Extracted data entries
·····
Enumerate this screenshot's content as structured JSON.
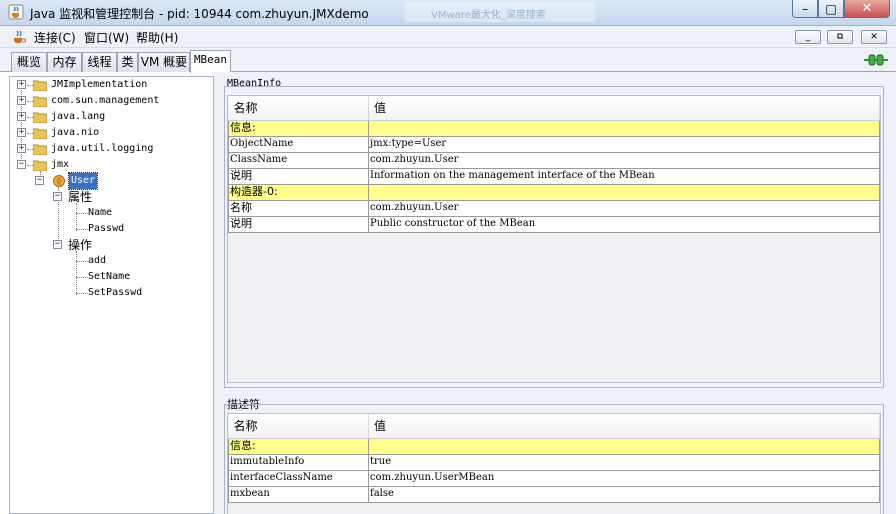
{
  "window": {
    "title": "Java 监视和管理控制台 - pid: 10944 com.zhuyun.JMXdemo",
    "ghost_tab": "VMware最大化_深度搜索",
    "close_glyph": "✕",
    "min_glyph": "–",
    "max_glyph": "□"
  },
  "menubar": {
    "items": [
      "连接(C)",
      "窗口(W)",
      "帮助(H)"
    ],
    "mdi_min": "_",
    "mdi_restore": "⧉",
    "mdi_close": "✕"
  },
  "tabs": {
    "items": [
      "概览",
      "内存",
      "线程",
      "类",
      "VM 概要",
      "MBean"
    ],
    "active": "MBean"
  },
  "tree": {
    "nodes": [
      "JMImplementation",
      "com.sun.management",
      "java.lang",
      "java.nio",
      "java.util.logging",
      "jmx"
    ],
    "selected": "User",
    "attributes_label": "属性",
    "attributes": [
      "Name",
      "Passwd"
    ],
    "operations_label": "操作",
    "operations": [
      "add",
      "SetName",
      "SetPasswd"
    ],
    "plus": "+",
    "minus": "−"
  },
  "mbean_info": {
    "title": "MBeanInfo",
    "col_name": "名称",
    "col_value": "值",
    "rows": [
      {
        "name": "信息:",
        "value": "",
        "highlight": true
      },
      {
        "name": "ObjectName",
        "value": "jmx:type=User"
      },
      {
        "name": "ClassName",
        "value": "com.zhuyun.User"
      },
      {
        "name": "说明",
        "value": "Information on the management interface of the MBean"
      },
      {
        "name": "构造器-0:",
        "value": "",
        "highlight": true
      },
      {
        "name": "名称",
        "value": "com.zhuyun.User"
      },
      {
        "name": "说明",
        "value": "Public constructor of the MBean"
      }
    ]
  },
  "descriptor": {
    "title": "描述符",
    "col_name": "名称",
    "col_value": "值",
    "rows": [
      {
        "name": "信息:",
        "value": "",
        "highlight": true
      },
      {
        "name": "immutableInfo",
        "value": "true"
      },
      {
        "name": "interfaceClassName",
        "value": "com.zhuyun.UserMBean"
      },
      {
        "name": "mxbean",
        "value": "false"
      }
    ]
  },
  "colors": {
    "highlight_row": "#ffff8a",
    "selection": "#3a6fc6",
    "panel_bg": "#eef2f8"
  }
}
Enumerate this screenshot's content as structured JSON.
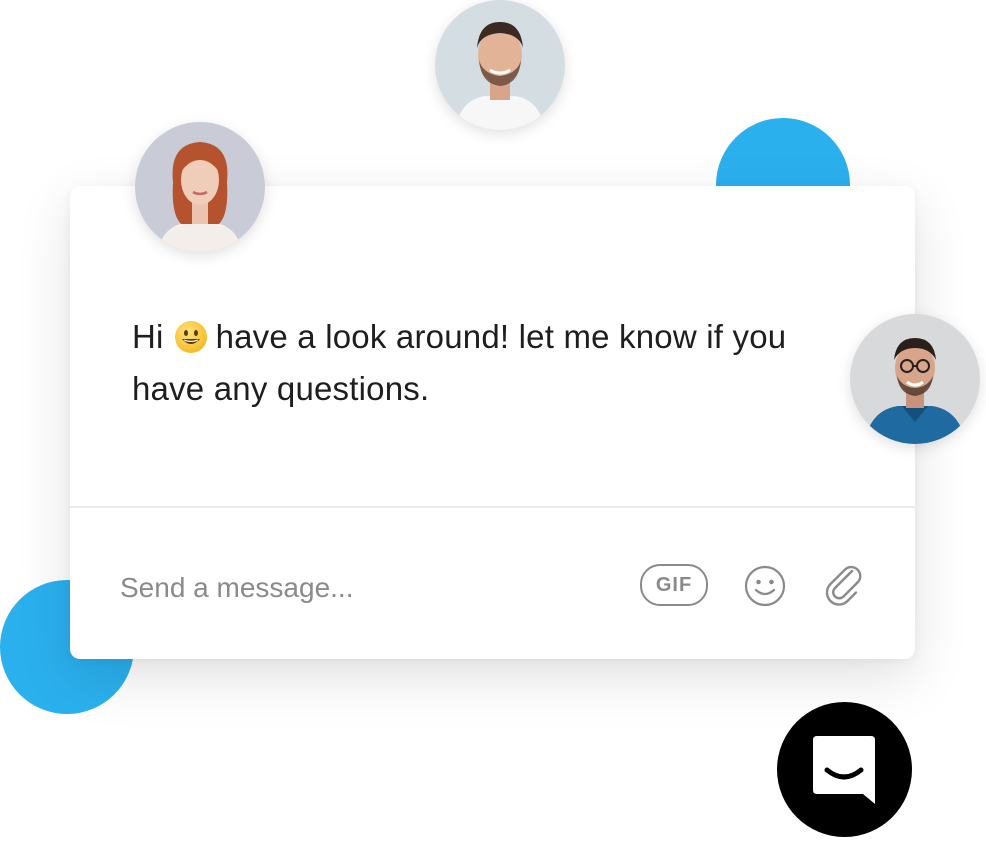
{
  "chat": {
    "greeting_pre": "Hi",
    "greeting_post": "have a look around! let me know if you have any questions.",
    "emoji": "grinning-face-icon"
  },
  "composer": {
    "placeholder": "Send a message...",
    "gif_label": "GIF",
    "emoji_icon": "smiley-icon",
    "attach_icon": "paperclip-icon"
  },
  "colors": {
    "accent_blue": "#2bb0ee",
    "launcher_bg": "#000000",
    "text": "#1e1e1e",
    "placeholder": "#8a8a8a"
  },
  "avatars": [
    "man-beard-avatar",
    "woman-red-hair-avatar",
    "man-glasses-avatar"
  ],
  "launcher": {
    "icon": "chat-bubble-smile-icon"
  }
}
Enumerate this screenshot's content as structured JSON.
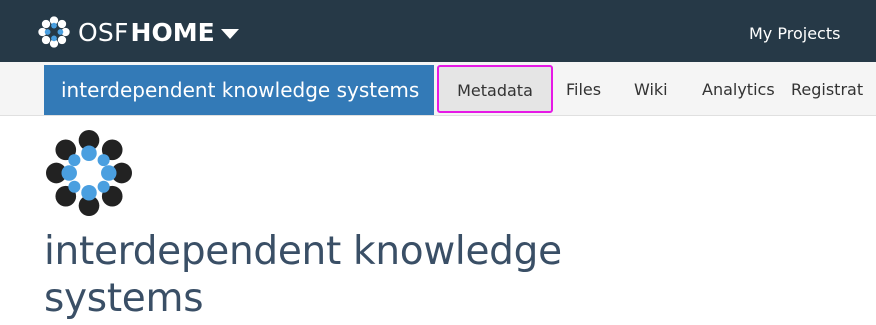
{
  "topbar": {
    "brand_osf": "OSF",
    "brand_home": "HOME",
    "my_projects": "My Projects",
    "logo_icon": "osf-logo-icon",
    "caret_icon": "caret-down-icon"
  },
  "project_nav": {
    "project_title": "interdependent knowledge systems",
    "items": [
      {
        "label": "Metadata",
        "active_highlight": true
      },
      {
        "label": "Files"
      },
      {
        "label": "Wiki"
      },
      {
        "label": "Analytics"
      },
      {
        "label": "Registrat"
      }
    ]
  },
  "main": {
    "logo_icon": "osf-logo-icon",
    "page_title": "interdependent knowledge systems"
  },
  "colors": {
    "topbar_bg": "#263947",
    "project_title_bg": "#337ab7",
    "highlight_border": "#e619e6",
    "logo_blue": "#4a9fe0",
    "logo_dark": "#222222",
    "title_text": "#3a4f66"
  }
}
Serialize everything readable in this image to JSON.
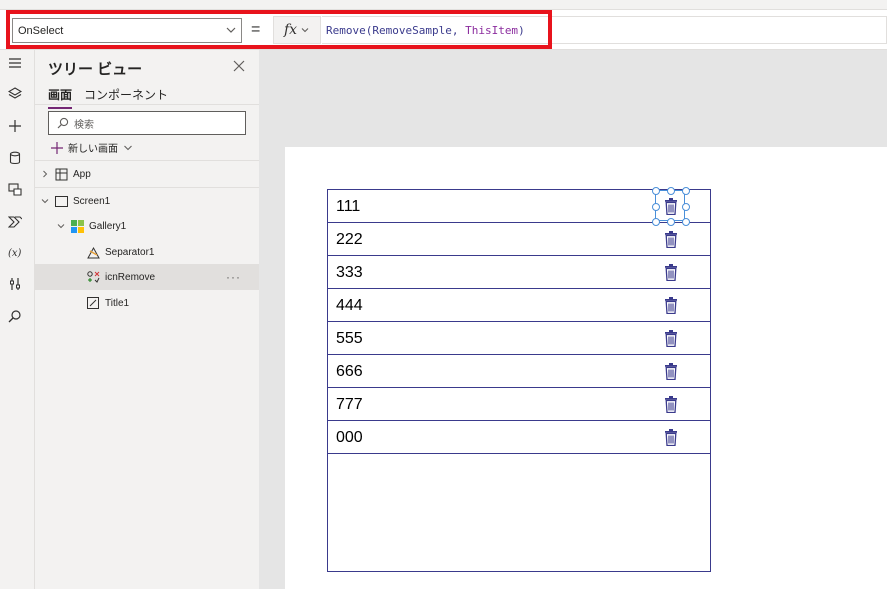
{
  "formula_bar": {
    "property": "OnSelect",
    "equals": "=",
    "fx_label": "fx",
    "formula_func": "Remove(RemoveSample, ",
    "formula_keyword": "ThisItem",
    "formula_end": ")"
  },
  "tree_view": {
    "title": "ツリー ビュー",
    "tabs": [
      {
        "label": "画面",
        "selected": true
      },
      {
        "label": "コンポーネント",
        "selected": false
      }
    ],
    "search_placeholder": "検索",
    "new_screen_label": "新しい画面",
    "nodes": [
      {
        "label": "App",
        "icon": "app-icon"
      },
      {
        "label": "Screen1",
        "icon": "screen-icon"
      },
      {
        "label": "Gallery1",
        "icon": "gallery-icon"
      },
      {
        "label": "Separator1",
        "icon": "separator-icon"
      },
      {
        "label": "icnRemove",
        "icon": "icons-icon",
        "selected": true,
        "more": "···"
      },
      {
        "label": "Title1",
        "icon": "label-icon"
      }
    ]
  },
  "gallery": {
    "items": [
      "111",
      "222",
      "333",
      "444",
      "555",
      "666",
      "777",
      "000"
    ],
    "selected_item_index": 0
  },
  "colors": {
    "accent": "#742774",
    "gallery_border": "#3a3a8c",
    "highlight": "#e8131c",
    "selection": "#4a8fd9"
  }
}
·····
> Problem details:
Each entry must be retyped word for word, with every image omitted.

> Answer to this problem:
Enumerate this screenshot's content as structured JSON.
{
  "window": {
    "title": "Java 监视和管理控制台 - pid: 10944 com.zhuyun.JMXdemo",
    "ghost_tab": "VMware最大化_深度搜索",
    "close_glyph": "✕",
    "min_glyph": "–",
    "max_glyph": "□"
  },
  "menubar": {
    "items": [
      "连接(C)",
      "窗口(W)",
      "帮助(H)"
    ],
    "mdi_min": "_",
    "mdi_restore": "⧉",
    "mdi_close": "✕"
  },
  "tabs": {
    "items": [
      "概览",
      "内存",
      "线程",
      "类",
      "VM 概要",
      "MBean"
    ],
    "active": "MBean"
  },
  "tree": {
    "nodes": [
      "JMImplementation",
      "com.sun.management",
      "java.lang",
      "java.nio",
      "java.util.logging",
      "jmx"
    ],
    "selected": "User",
    "attributes_label": "属性",
    "attributes": [
      "Name",
      "Passwd"
    ],
    "operations_label": "操作",
    "operations": [
      "add",
      "SetName",
      "SetPasswd"
    ],
    "plus": "+",
    "minus": "−"
  },
  "mbean_info": {
    "title": "MBeanInfo",
    "col_name": "名称",
    "col_value": "值",
    "rows": [
      {
        "name": "信息:",
        "value": "",
        "highlight": true
      },
      {
        "name": "ObjectName",
        "value": "jmx:type=User"
      },
      {
        "name": "ClassName",
        "value": "com.zhuyun.User"
      },
      {
        "name": "说明",
        "value": "Information on the management interface of the MBean"
      },
      {
        "name": "构造器-0:",
        "value": "",
        "highlight": true
      },
      {
        "name": "名称",
        "value": "com.zhuyun.User"
      },
      {
        "name": "说明",
        "value": "Public constructor of the MBean"
      }
    ]
  },
  "descriptor": {
    "title": "描述符",
    "col_name": "名称",
    "col_value": "值",
    "rows": [
      {
        "name": "信息:",
        "value": "",
        "highlight": true
      },
      {
        "name": "immutableInfo",
        "value": "true"
      },
      {
        "name": "interfaceClassName",
        "value": "com.zhuyun.UserMBean"
      },
      {
        "name": "mxbean",
        "value": "false"
      }
    ]
  },
  "colors": {
    "highlight_row": "#ffff8a",
    "selection": "#3a6fc6",
    "panel_bg": "#eef2f8"
  }
}
Enumerate this screenshot's content as structured JSON.
{
  "chat": {
    "greeting_pre": "Hi",
    "greeting_post": "have a look around! let me know if you have any questions.",
    "emoji": "grinning-face-icon"
  },
  "composer": {
    "placeholder": "Send a message...",
    "gif_label": "GIF",
    "emoji_icon": "smiley-icon",
    "attach_icon": "paperclip-icon"
  },
  "colors": {
    "accent_blue": "#2bb0ee",
    "launcher_bg": "#000000",
    "text": "#1e1e1e",
    "placeholder": "#8a8a8a"
  },
  "avatars": [
    "man-beard-avatar",
    "woman-red-hair-avatar",
    "man-glasses-avatar"
  ],
  "launcher": {
    "icon": "chat-bubble-smile-icon"
  }
}
Enumerate this screenshot's content as structured JSON.
{
  "topbar": {
    "brand_osf": "OSF",
    "brand_home": "HOME",
    "my_projects": "My Projects",
    "logo_icon": "osf-logo-icon",
    "caret_icon": "caret-down-icon"
  },
  "project_nav": {
    "project_title": "interdependent knowledge systems",
    "items": [
      {
        "label": "Metadata",
        "active_highlight": true
      },
      {
        "label": "Files"
      },
      {
        "label": "Wiki"
      },
      {
        "label": "Analytics"
      },
      {
        "label": "Registrat"
      }
    ]
  },
  "main": {
    "logo_icon": "osf-logo-icon",
    "page_title": "interdependent knowledge systems"
  },
  "colors": {
    "topbar_bg": "#263947",
    "project_title_bg": "#337ab7",
    "highlight_border": "#e619e6",
    "logo_blue": "#4a9fe0",
    "logo_dark": "#222222",
    "title_text": "#3a4f66"
  }
}
Serialize everything readable in this image to JSON.
{
  "formula_bar": {
    "property": "OnSelect",
    "equals": "=",
    "fx_label": "fx",
    "formula_func": "Remove(RemoveSample, ",
    "formula_keyword": "ThisItem",
    "formula_end": ")"
  },
  "tree_view": {
    "title": "ツリー ビュー",
    "tabs": [
      {
        "label": "画面",
        "selected": true
      },
      {
        "label": "コンポーネント",
        "selected": false
      }
    ],
    "search_placeholder": "検索",
    "new_screen_label": "新しい画面",
    "nodes": [
      {
        "label": "App",
        "icon": "app-icon"
      },
      {
        "label": "Screen1",
        "icon": "screen-icon"
      },
      {
        "label": "Gallery1",
        "icon": "gallery-icon"
      },
      {
        "label": "Separator1",
        "icon": "separator-icon"
      },
      {
        "label": "icnRemove",
        "icon": "icons-icon",
        "selected": true,
        "more": "···"
      },
      {
        "label": "Title1",
        "icon": "label-icon"
      }
    ]
  },
  "gallery": {
    "items": [
      "111",
      "222",
      "333",
      "444",
      "555",
      "666",
      "777",
      "000"
    ],
    "selected_item_index": 0
  },
  "colors": {
    "accent": "#742774",
    "gallery_border": "#3a3a8c",
    "highlight": "#e8131c",
    "selection": "#4a8fd9"
  }
}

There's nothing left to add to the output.